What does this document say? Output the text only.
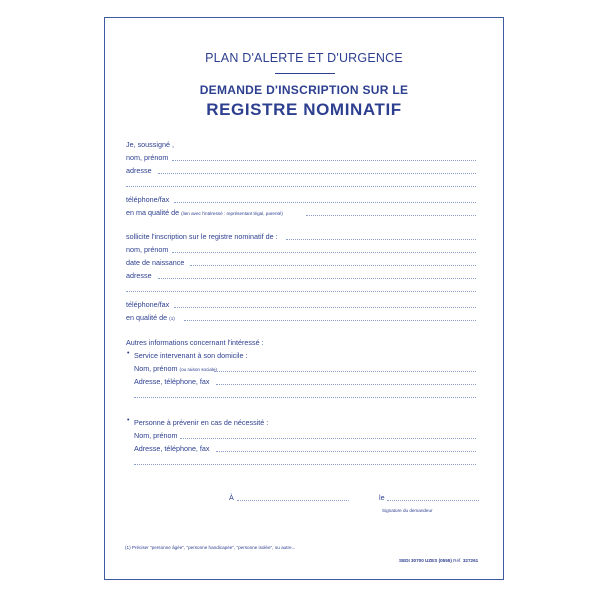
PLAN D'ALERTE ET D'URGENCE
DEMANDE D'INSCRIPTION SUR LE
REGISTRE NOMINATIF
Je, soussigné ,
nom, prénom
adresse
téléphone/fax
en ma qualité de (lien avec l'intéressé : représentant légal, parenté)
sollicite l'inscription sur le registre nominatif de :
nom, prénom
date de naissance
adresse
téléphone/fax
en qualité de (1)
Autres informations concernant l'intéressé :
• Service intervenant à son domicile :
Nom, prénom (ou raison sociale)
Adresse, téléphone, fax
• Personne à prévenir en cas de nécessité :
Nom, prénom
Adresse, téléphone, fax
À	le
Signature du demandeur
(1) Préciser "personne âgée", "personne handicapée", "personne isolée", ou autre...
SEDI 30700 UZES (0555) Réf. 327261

*****

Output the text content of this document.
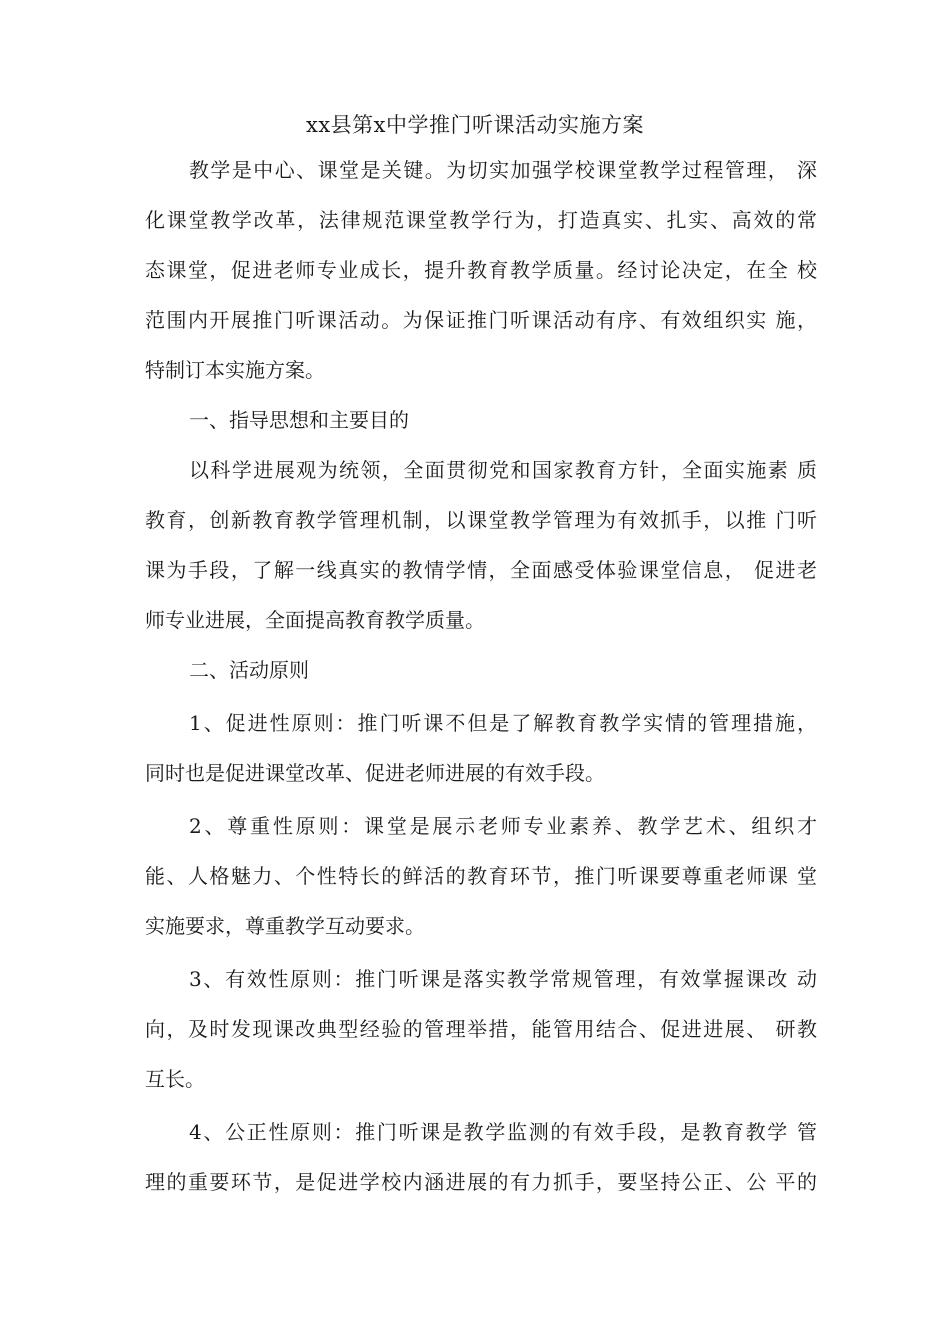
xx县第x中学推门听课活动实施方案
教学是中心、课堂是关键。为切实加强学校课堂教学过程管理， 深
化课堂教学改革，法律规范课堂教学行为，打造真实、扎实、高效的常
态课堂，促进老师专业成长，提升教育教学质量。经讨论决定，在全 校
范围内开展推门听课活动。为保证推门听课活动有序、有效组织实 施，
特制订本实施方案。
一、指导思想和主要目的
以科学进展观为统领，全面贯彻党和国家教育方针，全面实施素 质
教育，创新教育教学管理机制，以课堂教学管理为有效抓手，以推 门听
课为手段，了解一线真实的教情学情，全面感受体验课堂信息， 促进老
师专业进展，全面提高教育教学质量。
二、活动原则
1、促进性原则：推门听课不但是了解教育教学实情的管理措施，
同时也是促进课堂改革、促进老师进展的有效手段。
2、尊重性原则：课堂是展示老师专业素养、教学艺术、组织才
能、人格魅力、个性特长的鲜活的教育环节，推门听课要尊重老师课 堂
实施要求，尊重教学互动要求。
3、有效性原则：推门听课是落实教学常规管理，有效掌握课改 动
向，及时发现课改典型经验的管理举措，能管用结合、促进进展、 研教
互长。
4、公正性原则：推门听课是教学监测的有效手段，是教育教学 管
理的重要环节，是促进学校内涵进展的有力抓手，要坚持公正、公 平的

*****

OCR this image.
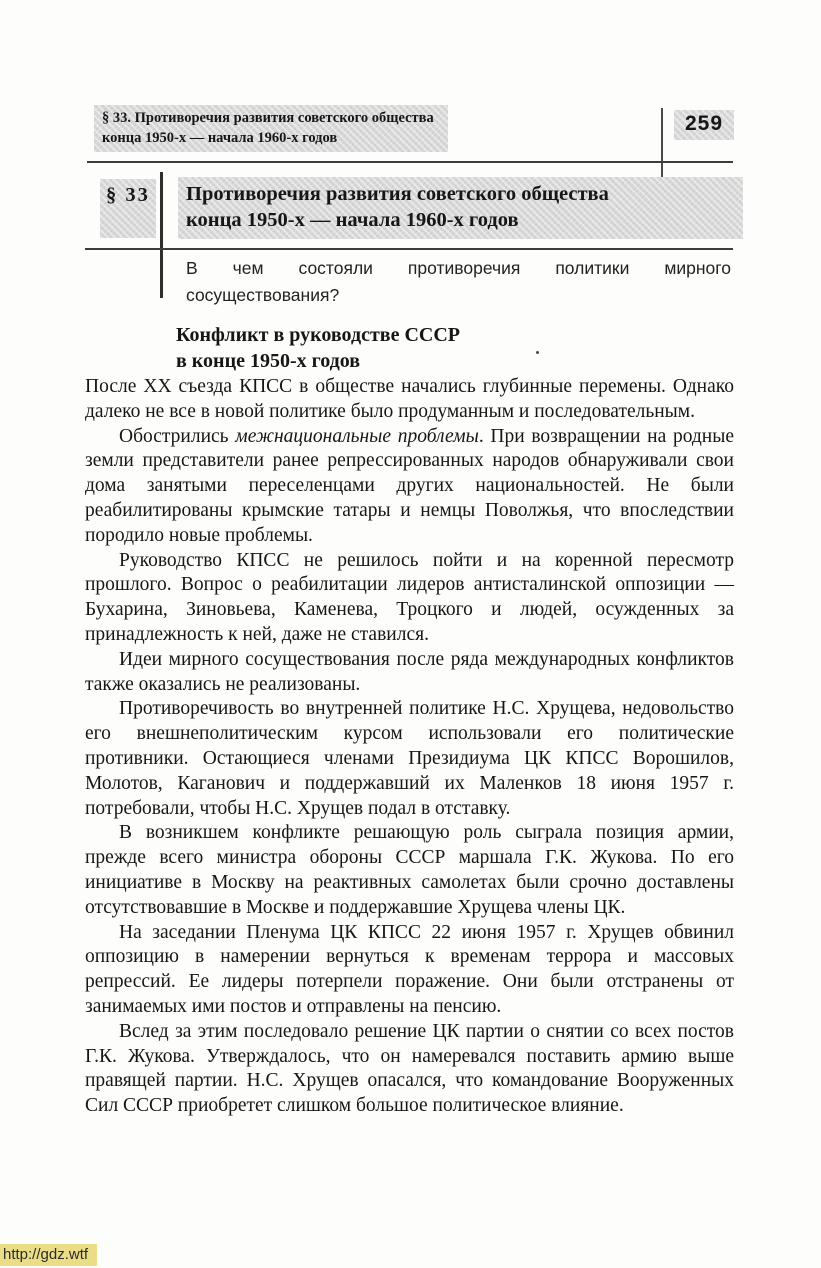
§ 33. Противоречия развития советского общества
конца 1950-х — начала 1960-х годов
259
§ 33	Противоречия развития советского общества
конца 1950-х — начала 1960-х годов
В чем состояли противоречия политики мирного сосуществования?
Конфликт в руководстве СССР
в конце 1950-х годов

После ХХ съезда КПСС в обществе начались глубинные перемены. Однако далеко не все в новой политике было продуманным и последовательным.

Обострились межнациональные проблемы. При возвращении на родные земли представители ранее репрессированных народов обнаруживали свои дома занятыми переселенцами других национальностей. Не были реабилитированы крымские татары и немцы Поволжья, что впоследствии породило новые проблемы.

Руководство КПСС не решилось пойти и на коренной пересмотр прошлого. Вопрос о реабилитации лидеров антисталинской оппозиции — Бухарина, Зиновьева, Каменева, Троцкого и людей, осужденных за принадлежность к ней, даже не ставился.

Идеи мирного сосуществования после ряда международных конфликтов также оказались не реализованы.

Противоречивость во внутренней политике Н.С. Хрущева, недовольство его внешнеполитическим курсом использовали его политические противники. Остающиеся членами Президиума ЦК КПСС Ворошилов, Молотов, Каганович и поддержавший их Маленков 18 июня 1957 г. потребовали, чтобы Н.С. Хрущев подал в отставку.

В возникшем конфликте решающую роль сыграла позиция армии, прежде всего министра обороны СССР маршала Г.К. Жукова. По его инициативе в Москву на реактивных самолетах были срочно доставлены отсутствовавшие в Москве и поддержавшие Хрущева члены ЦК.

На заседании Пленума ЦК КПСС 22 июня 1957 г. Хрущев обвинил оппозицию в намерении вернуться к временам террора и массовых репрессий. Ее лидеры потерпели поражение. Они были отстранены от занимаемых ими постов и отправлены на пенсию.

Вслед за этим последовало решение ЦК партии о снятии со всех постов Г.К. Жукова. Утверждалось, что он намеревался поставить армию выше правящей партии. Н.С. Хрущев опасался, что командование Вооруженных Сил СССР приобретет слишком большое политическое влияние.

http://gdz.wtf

*****

=== Job ===
Return every line above in which the string "сосуществования" occurs.

=== Answer in full ===
В чем состояли противоречия политики мирного сосуществования?
Идеи мирного сосуществования после ряда международных конфликтов также оказались не реализованы.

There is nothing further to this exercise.